About this task = Could every line below be transcribed exactly, with the pictures dropped?

Extracted data entries:
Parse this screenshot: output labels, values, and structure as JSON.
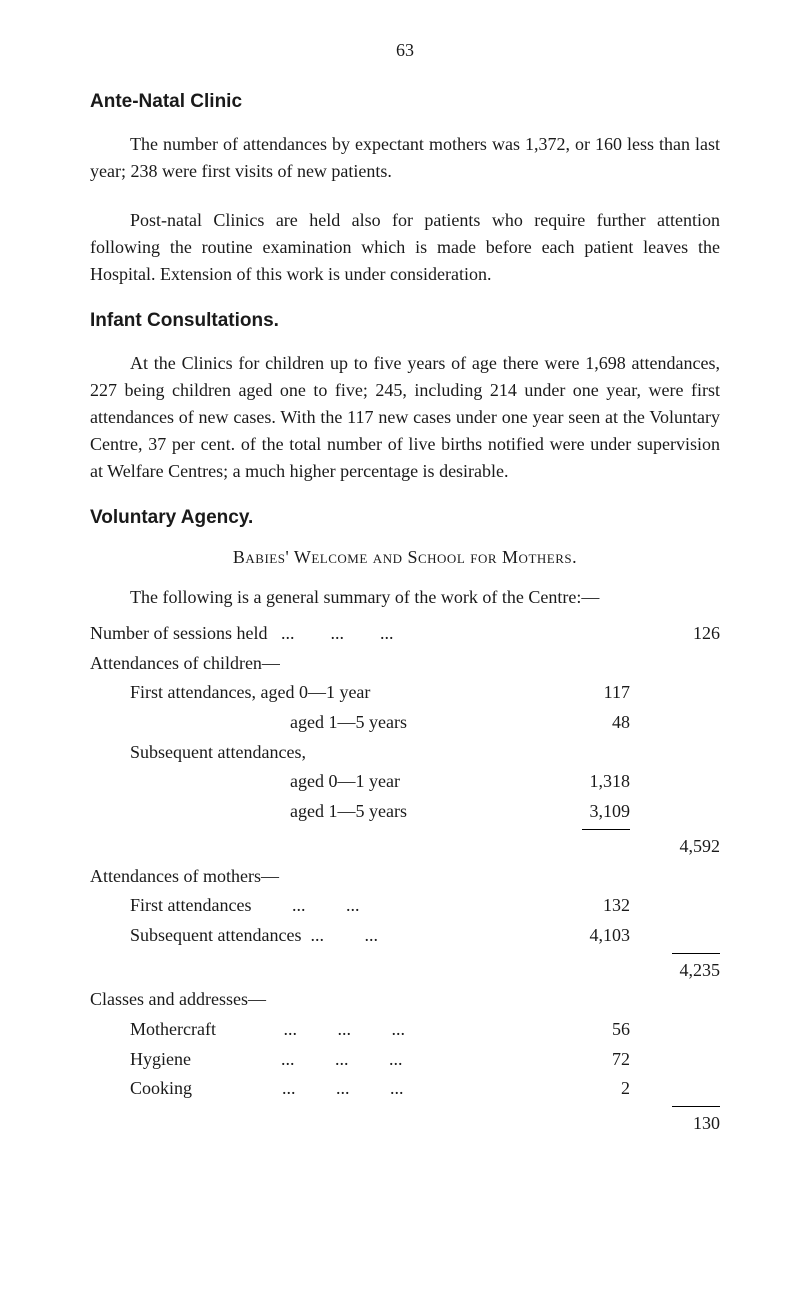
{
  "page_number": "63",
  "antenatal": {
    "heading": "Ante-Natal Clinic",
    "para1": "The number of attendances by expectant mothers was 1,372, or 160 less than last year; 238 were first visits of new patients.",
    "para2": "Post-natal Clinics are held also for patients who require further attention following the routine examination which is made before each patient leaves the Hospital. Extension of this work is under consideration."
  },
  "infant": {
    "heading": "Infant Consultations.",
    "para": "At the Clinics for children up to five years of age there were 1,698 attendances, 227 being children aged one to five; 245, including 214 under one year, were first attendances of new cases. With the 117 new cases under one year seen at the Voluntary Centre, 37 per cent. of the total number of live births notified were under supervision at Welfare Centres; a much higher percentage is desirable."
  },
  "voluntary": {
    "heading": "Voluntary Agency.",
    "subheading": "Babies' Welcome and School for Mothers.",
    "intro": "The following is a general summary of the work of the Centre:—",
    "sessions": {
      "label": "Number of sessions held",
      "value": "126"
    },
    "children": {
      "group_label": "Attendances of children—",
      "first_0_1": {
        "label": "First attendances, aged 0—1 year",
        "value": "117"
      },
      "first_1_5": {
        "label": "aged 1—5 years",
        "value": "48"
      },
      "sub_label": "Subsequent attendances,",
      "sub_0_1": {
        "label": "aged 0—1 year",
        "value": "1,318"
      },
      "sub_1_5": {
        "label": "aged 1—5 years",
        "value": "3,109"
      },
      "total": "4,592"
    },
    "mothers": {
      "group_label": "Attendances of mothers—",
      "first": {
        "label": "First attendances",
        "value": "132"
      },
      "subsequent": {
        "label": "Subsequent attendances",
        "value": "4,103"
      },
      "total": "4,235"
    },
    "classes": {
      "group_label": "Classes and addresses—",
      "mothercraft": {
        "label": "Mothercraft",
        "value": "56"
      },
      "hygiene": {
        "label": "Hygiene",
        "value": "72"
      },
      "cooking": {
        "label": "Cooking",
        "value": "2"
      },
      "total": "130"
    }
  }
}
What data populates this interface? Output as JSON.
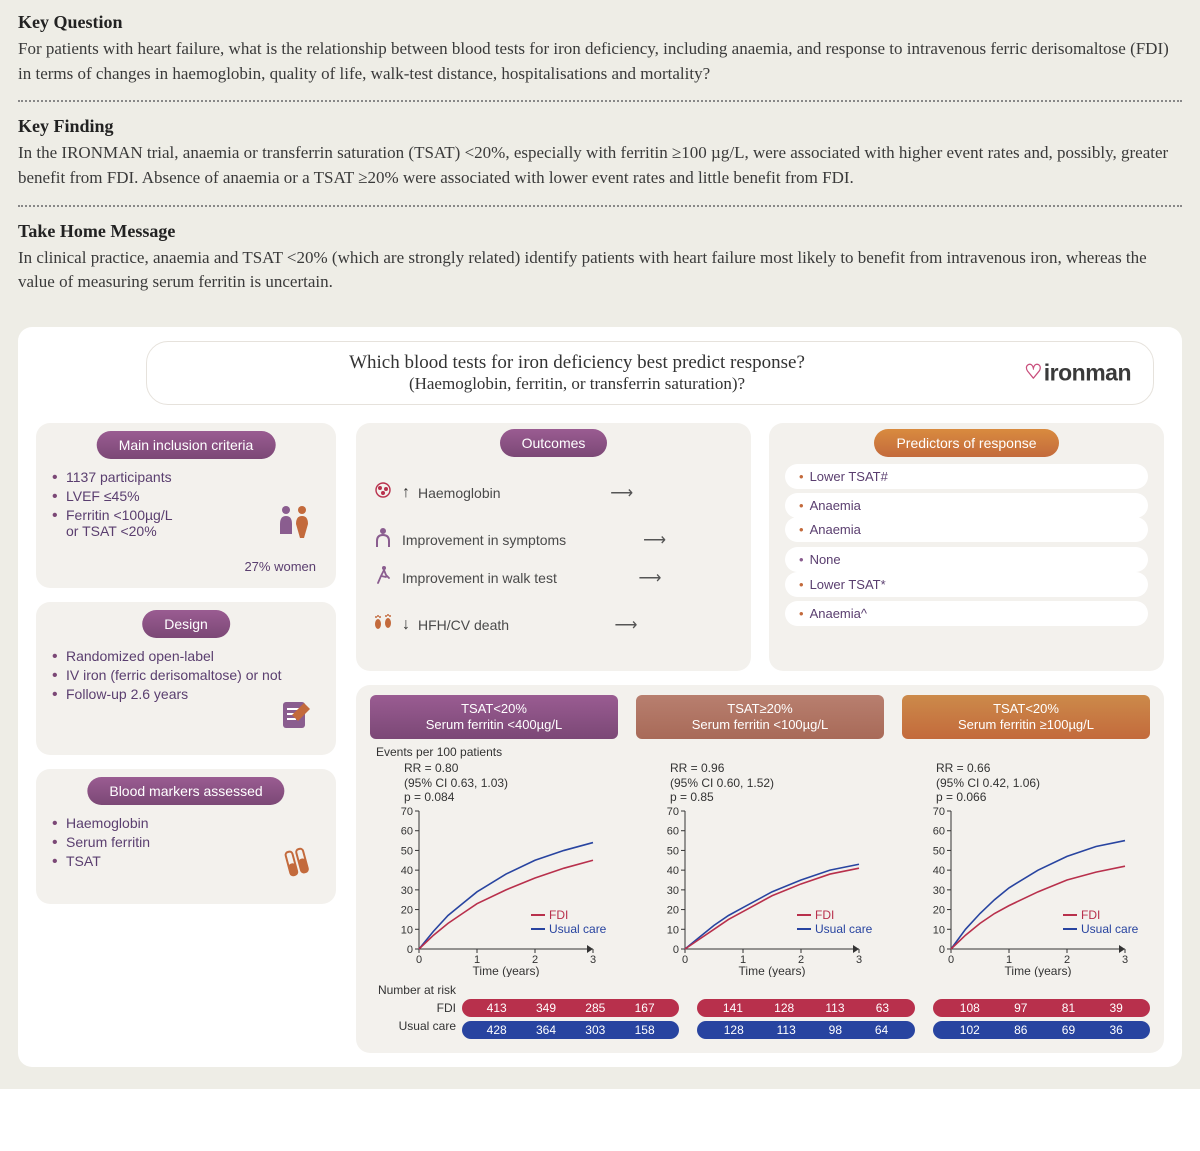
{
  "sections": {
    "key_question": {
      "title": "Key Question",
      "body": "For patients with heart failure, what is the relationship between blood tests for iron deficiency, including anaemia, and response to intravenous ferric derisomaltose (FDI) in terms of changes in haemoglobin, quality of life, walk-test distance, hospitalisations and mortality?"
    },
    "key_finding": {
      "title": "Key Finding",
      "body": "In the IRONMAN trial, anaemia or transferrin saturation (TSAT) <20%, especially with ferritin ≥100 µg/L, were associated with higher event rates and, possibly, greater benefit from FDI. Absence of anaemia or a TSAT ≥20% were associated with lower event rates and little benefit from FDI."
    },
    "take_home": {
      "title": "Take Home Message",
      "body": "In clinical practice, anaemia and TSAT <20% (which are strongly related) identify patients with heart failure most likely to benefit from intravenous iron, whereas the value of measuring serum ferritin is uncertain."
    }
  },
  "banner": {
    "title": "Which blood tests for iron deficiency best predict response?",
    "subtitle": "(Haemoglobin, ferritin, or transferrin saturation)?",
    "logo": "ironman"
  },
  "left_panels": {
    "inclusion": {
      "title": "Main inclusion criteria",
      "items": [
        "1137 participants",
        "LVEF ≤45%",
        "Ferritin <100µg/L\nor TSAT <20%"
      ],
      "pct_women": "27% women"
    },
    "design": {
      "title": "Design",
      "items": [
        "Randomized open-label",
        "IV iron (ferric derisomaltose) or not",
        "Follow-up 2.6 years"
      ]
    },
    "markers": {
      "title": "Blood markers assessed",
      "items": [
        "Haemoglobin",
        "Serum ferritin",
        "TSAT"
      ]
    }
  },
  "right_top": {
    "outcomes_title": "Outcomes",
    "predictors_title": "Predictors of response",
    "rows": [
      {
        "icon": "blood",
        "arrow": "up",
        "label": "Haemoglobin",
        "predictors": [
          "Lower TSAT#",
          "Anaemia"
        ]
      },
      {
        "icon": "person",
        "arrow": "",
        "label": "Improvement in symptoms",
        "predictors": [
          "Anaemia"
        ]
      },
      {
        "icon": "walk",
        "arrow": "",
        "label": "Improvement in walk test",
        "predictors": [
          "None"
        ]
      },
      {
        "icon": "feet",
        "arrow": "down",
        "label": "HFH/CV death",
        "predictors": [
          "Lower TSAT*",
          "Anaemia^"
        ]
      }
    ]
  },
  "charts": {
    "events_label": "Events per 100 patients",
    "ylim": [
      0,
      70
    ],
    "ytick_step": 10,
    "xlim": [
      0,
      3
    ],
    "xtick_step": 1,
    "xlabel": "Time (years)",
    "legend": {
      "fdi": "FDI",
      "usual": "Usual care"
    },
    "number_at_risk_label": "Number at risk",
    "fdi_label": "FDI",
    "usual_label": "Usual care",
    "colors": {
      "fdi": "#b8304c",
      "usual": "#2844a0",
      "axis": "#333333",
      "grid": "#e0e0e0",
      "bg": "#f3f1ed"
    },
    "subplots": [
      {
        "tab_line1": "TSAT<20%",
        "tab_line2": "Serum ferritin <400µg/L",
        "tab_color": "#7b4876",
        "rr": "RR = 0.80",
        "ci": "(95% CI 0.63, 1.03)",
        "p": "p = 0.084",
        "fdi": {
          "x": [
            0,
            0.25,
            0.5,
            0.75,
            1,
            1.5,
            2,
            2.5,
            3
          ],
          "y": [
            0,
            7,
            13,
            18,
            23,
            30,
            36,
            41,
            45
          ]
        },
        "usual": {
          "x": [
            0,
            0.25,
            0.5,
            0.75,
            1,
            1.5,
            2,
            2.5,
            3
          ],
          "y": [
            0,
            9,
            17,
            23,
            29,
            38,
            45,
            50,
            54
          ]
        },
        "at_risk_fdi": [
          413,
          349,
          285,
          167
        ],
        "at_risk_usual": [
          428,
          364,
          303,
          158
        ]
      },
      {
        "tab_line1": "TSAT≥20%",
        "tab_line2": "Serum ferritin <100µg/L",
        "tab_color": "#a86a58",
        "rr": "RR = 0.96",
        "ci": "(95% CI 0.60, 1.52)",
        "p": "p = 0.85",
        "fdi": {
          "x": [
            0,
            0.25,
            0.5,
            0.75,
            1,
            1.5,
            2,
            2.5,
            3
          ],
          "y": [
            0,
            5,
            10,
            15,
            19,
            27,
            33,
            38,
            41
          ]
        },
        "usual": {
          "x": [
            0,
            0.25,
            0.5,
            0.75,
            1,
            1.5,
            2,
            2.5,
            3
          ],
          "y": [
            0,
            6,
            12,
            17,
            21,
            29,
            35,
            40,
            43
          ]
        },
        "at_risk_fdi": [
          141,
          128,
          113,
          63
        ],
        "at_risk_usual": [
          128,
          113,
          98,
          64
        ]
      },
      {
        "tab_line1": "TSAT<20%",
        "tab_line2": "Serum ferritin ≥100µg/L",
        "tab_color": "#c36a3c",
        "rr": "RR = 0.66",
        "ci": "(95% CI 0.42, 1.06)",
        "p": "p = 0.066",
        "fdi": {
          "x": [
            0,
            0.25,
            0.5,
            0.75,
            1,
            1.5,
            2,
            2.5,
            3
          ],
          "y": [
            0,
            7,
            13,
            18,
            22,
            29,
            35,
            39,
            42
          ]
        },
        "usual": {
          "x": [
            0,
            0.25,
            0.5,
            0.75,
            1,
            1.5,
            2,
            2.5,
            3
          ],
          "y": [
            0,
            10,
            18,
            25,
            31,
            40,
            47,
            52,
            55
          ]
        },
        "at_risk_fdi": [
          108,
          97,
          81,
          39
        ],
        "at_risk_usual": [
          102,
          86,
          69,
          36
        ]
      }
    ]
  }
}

Response to the exercise =
Parse this screenshot: output labels, values, and structure as JSON.
{
  "page_number": "63",
  "antenatal": {
    "heading": "Ante-Natal Clinic",
    "para1": "The number of attendances by expectant mothers was 1,372, or 160 less than last year; 238 were first visits of new patients.",
    "para2": "Post-natal Clinics are held also for patients who require further attention following the routine examination which is made before each patient leaves the Hospital. Extension of this work is under consideration."
  },
  "infant": {
    "heading": "Infant Consultations.",
    "para": "At the Clinics for children up to five years of age there were 1,698 attendances, 227 being children aged one to five; 245, including 214 under one year, were first attendances of new cases. With the 117 new cases under one year seen at the Voluntary Centre, 37 per cent. of the total number of live births notified were under supervision at Welfare Centres; a much higher percentage is desirable."
  },
  "voluntary": {
    "heading": "Voluntary Agency.",
    "subheading": "Babies' Welcome and School for Mothers.",
    "intro": "The following is a general summary of the work of the Centre:—",
    "sessions": {
      "label": "Number of sessions held",
      "value": "126"
    },
    "children": {
      "group_label": "Attendances of children—",
      "first_0_1": {
        "label": "First attendances, aged 0—1 year",
        "value": "117"
      },
      "first_1_5": {
        "label": "aged 1—5 years",
        "value": "48"
      },
      "sub_label": "Subsequent attendances,",
      "sub_0_1": {
        "label": "aged 0—1 year",
        "value": "1,318"
      },
      "sub_1_5": {
        "label": "aged 1—5 years",
        "value": "3,109"
      },
      "total": "4,592"
    },
    "mothers": {
      "group_label": "Attendances of mothers—",
      "first": {
        "label": "First attendances",
        "value": "132"
      },
      "subsequent": {
        "label": "Subsequent attendances",
        "value": "4,103"
      },
      "total": "4,235"
    },
    "classes": {
      "group_label": "Classes and addresses—",
      "mothercraft": {
        "label": "Mothercraft",
        "value": "56"
      },
      "hygiene": {
        "label": "Hygiene",
        "value": "72"
      },
      "cooking": {
        "label": "Cooking",
        "value": "2"
      },
      "total": "130"
    }
  }
}
What data populates this interface? Output as JSON.
{
  "sections": {
    "key_question": {
      "title": "Key Question",
      "body": "For patients with heart failure, what is the relationship between blood tests for iron deficiency, including anaemia, and response to intravenous ferric derisomaltose (FDI) in terms of changes in haemoglobin, quality of life, walk-test distance, hospitalisations and mortality?"
    },
    "key_finding": {
      "title": "Key Finding",
      "body": "In the IRONMAN trial, anaemia or transferrin saturation (TSAT) <20%, especially with ferritin ≥100 µg/L, were associated with higher event rates and, possibly, greater benefit from FDI. Absence of anaemia or a TSAT ≥20% were associated with lower event rates and little benefit from FDI."
    },
    "take_home": {
      "title": "Take Home Message",
      "body": "In clinical practice, anaemia and TSAT <20% (which are strongly related) identify patients with heart failure most likely to benefit from intravenous iron, whereas the value of measuring serum ferritin is uncertain."
    }
  },
  "banner": {
    "title": "Which blood tests for iron deficiency best predict response?",
    "subtitle": "(Haemoglobin, ferritin, or transferrin saturation)?",
    "logo": "ironman"
  },
  "left_panels": {
    "inclusion": {
      "title": "Main inclusion criteria",
      "items": [
        "1137 participants",
        "LVEF ≤45%",
        "Ferritin <100µg/L\nor TSAT <20%"
      ],
      "pct_women": "27% women"
    },
    "design": {
      "title": "Design",
      "items": [
        "Randomized open-label",
        "IV iron (ferric derisomaltose) or not",
        "Follow-up 2.6 years"
      ]
    },
    "markers": {
      "title": "Blood markers assessed",
      "items": [
        "Haemoglobin",
        "Serum ferritin",
        "TSAT"
      ]
    }
  },
  "right_top": {
    "outcomes_title": "Outcomes",
    "predictors_title": "Predictors of response",
    "rows": [
      {
        "icon": "blood",
        "arrow": "up",
        "label": "Haemoglobin",
        "predictors": [
          "Lower TSAT#",
          "Anaemia"
        ]
      },
      {
        "icon": "person",
        "arrow": "",
        "label": "Improvement in symptoms",
        "predictors": [
          "Anaemia"
        ]
      },
      {
        "icon": "walk",
        "arrow": "",
        "label": "Improvement in walk test",
        "predictors": [
          "None"
        ]
      },
      {
        "icon": "feet",
        "arrow": "down",
        "label": "HFH/CV death",
        "predictors": [
          "Lower TSAT*",
          "Anaemia^"
        ]
      }
    ]
  },
  "charts": {
    "events_label": "Events per 100 patients",
    "ylim": [
      0,
      70
    ],
    "ytick_step": 10,
    "xlim": [
      0,
      3
    ],
    "xtick_step": 1,
    "xlabel": "Time (years)",
    "legend": {
      "fdi": "FDI",
      "usual": "Usual care"
    },
    "number_at_risk_label": "Number at risk",
    "fdi_label": "FDI",
    "usual_label": "Usual care",
    "colors": {
      "fdi": "#b8304c",
      "usual": "#2844a0",
      "axis": "#333333",
      "grid": "#e0e0e0",
      "bg": "#f3f1ed"
    },
    "subplots": [
      {
        "tab_line1": "TSAT<20%",
        "tab_line2": "Serum ferritin <400µg/L",
        "tab_color": "#7b4876",
        "rr": "RR = 0.80",
        "ci": "(95% CI 0.63, 1.03)",
        "p": "p = 0.084",
        "fdi": {
          "x": [
            0,
            0.25,
            0.5,
            0.75,
            1,
            1.5,
            2,
            2.5,
            3
          ],
          "y": [
            0,
            7,
            13,
            18,
            23,
            30,
            36,
            41,
            45
          ]
        },
        "usual": {
          "x": [
            0,
            0.25,
            0.5,
            0.75,
            1,
            1.5,
            2,
            2.5,
            3
          ],
          "y": [
            0,
            9,
            17,
            23,
            29,
            38,
            45,
            50,
            54
          ]
        },
        "at_risk_fdi": [
          413,
          349,
          285,
          167
        ],
        "at_risk_usual": [
          428,
          364,
          303,
          158
        ]
      },
      {
        "tab_line1": "TSAT≥20%",
        "tab_line2": "Serum ferritin <100µg/L",
        "tab_color": "#a86a58",
        "rr": "RR = 0.96",
        "ci": "(95% CI 0.60, 1.52)",
        "p": "p = 0.85",
        "fdi": {
          "x": [
            0,
            0.25,
            0.5,
            0.75,
            1,
            1.5,
            2,
            2.5,
            3
          ],
          "y": [
            0,
            5,
            10,
            15,
            19,
            27,
            33,
            38,
            41
          ]
        },
        "usual": {
          "x": [
            0,
            0.25,
            0.5,
            0.75,
            1,
            1.5,
            2,
            2.5,
            3
          ],
          "y": [
            0,
            6,
            12,
            17,
            21,
            29,
            35,
            40,
            43
          ]
        },
        "at_risk_fdi": [
          141,
          128,
          113,
          63
        ],
        "at_risk_usual": [
          128,
          113,
          98,
          64
        ]
      },
      {
        "tab_line1": "TSAT<20%",
        "tab_line2": "Serum ferritin ≥100µg/L",
        "tab_color": "#c36a3c",
        "rr": "RR = 0.66",
        "ci": "(95% CI 0.42, 1.06)",
        "p": "p = 0.066",
        "fdi": {
          "x": [
            0,
            0.25,
            0.5,
            0.75,
            1,
            1.5,
            2,
            2.5,
            3
          ],
          "y": [
            0,
            7,
            13,
            18,
            22,
            29,
            35,
            39,
            42
          ]
        },
        "usual": {
          "x": [
            0,
            0.25,
            0.5,
            0.75,
            1,
            1.5,
            2,
            2.5,
            3
          ],
          "y": [
            0,
            10,
            18,
            25,
            31,
            40,
            47,
            52,
            55
          ]
        },
        "at_risk_fdi": [
          108,
          97,
          81,
          39
        ],
        "at_risk_usual": [
          102,
          86,
          69,
          36
        ]
      }
    ]
  }
}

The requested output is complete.